Work instructions
Lines containing the word "this" are to be located and copied.

/---

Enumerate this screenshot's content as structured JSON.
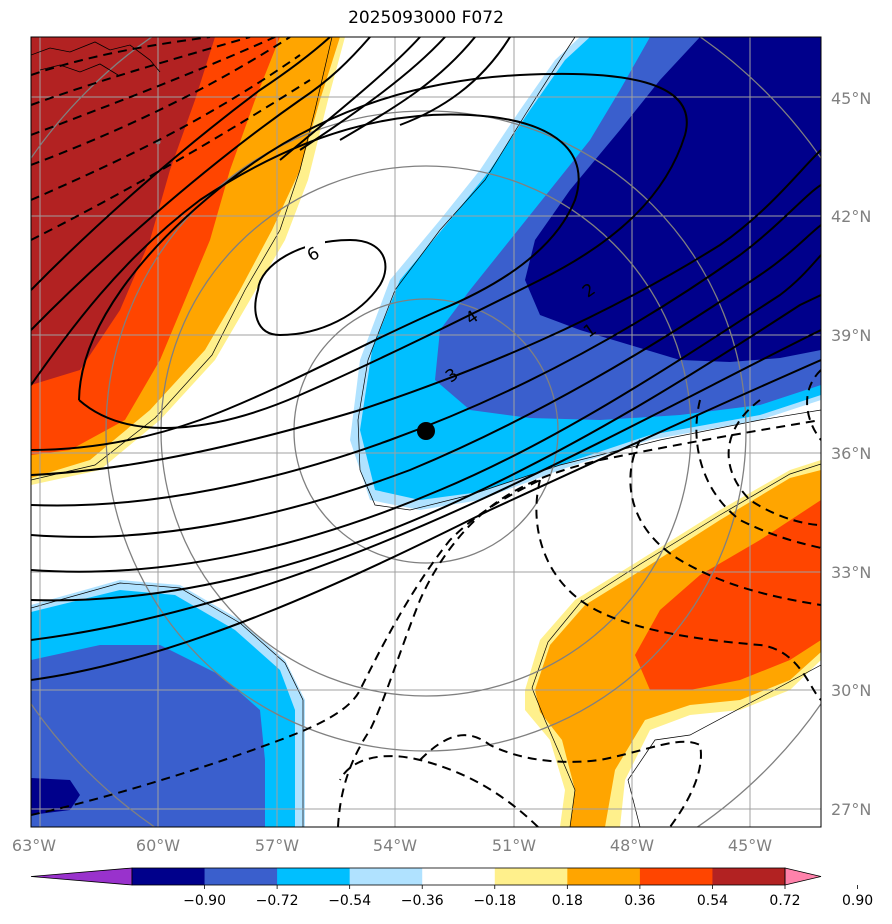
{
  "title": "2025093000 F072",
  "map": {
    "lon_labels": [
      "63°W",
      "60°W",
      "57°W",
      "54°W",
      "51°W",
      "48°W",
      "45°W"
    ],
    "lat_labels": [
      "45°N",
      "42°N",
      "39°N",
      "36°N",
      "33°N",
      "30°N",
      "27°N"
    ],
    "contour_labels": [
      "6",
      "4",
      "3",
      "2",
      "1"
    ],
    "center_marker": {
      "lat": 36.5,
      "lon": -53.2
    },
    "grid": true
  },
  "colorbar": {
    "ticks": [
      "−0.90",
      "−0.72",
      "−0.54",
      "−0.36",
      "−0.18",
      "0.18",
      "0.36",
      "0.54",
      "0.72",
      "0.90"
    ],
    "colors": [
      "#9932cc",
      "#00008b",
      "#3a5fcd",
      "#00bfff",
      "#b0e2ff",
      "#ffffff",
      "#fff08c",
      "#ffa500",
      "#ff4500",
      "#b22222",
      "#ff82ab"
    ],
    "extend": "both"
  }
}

\---
/---

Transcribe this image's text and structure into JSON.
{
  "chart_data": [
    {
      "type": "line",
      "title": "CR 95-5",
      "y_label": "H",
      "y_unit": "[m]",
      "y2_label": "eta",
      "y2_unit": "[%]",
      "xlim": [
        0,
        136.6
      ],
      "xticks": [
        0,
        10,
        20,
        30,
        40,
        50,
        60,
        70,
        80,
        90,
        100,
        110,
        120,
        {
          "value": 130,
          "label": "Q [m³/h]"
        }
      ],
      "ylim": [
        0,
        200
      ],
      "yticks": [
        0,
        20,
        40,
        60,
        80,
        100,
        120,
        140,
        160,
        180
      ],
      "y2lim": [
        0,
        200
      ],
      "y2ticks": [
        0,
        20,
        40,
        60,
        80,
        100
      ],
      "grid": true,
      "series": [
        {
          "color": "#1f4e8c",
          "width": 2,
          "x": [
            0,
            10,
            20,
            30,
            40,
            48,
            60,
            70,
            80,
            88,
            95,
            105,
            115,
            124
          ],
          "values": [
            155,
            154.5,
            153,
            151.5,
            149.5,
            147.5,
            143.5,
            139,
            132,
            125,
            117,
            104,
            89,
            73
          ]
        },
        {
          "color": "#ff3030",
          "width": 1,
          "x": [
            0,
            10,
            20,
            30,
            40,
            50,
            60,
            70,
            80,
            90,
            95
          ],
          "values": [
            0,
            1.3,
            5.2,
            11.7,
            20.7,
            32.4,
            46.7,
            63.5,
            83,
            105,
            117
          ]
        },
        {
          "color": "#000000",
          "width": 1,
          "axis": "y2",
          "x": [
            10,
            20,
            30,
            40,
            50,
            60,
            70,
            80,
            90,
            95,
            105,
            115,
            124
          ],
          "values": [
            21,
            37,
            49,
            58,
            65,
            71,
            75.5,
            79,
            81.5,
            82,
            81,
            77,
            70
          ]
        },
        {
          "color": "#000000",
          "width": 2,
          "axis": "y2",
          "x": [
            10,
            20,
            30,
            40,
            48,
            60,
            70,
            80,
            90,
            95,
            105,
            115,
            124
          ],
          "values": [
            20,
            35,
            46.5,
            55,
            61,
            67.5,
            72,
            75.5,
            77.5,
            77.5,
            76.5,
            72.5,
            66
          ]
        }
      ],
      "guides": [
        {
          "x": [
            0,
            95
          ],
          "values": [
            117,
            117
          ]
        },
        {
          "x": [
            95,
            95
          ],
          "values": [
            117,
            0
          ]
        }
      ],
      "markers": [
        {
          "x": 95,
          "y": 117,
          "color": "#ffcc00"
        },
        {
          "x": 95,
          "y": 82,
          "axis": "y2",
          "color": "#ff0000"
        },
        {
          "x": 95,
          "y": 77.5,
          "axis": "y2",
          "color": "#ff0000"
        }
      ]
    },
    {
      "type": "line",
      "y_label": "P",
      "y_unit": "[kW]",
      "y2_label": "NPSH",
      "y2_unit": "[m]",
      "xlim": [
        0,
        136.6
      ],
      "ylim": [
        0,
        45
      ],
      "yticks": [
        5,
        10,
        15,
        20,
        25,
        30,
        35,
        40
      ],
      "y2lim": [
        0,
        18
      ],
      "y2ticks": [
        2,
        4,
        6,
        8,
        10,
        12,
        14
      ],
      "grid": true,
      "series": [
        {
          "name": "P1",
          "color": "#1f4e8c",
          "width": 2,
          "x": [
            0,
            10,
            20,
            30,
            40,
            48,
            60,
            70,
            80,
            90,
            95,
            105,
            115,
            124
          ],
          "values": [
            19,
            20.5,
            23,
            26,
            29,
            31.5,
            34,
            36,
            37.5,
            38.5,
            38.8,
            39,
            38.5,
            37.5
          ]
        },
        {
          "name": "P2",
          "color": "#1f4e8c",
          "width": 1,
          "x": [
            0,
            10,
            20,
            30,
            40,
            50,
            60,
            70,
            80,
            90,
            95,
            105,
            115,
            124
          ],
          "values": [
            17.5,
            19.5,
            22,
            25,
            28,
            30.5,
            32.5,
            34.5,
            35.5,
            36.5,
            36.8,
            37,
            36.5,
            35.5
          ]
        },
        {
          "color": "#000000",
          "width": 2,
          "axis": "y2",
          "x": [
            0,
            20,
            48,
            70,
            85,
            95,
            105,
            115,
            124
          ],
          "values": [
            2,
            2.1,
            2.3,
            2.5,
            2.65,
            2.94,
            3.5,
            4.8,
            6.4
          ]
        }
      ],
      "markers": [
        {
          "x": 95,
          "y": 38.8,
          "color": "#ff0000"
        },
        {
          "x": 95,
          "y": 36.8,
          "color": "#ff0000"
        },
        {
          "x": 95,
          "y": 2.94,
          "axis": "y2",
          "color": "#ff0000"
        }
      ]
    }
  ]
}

\---

Task answer
Enumerate this screenshot's content as structured JSON.
Transcribe this image's text and structure into JSON.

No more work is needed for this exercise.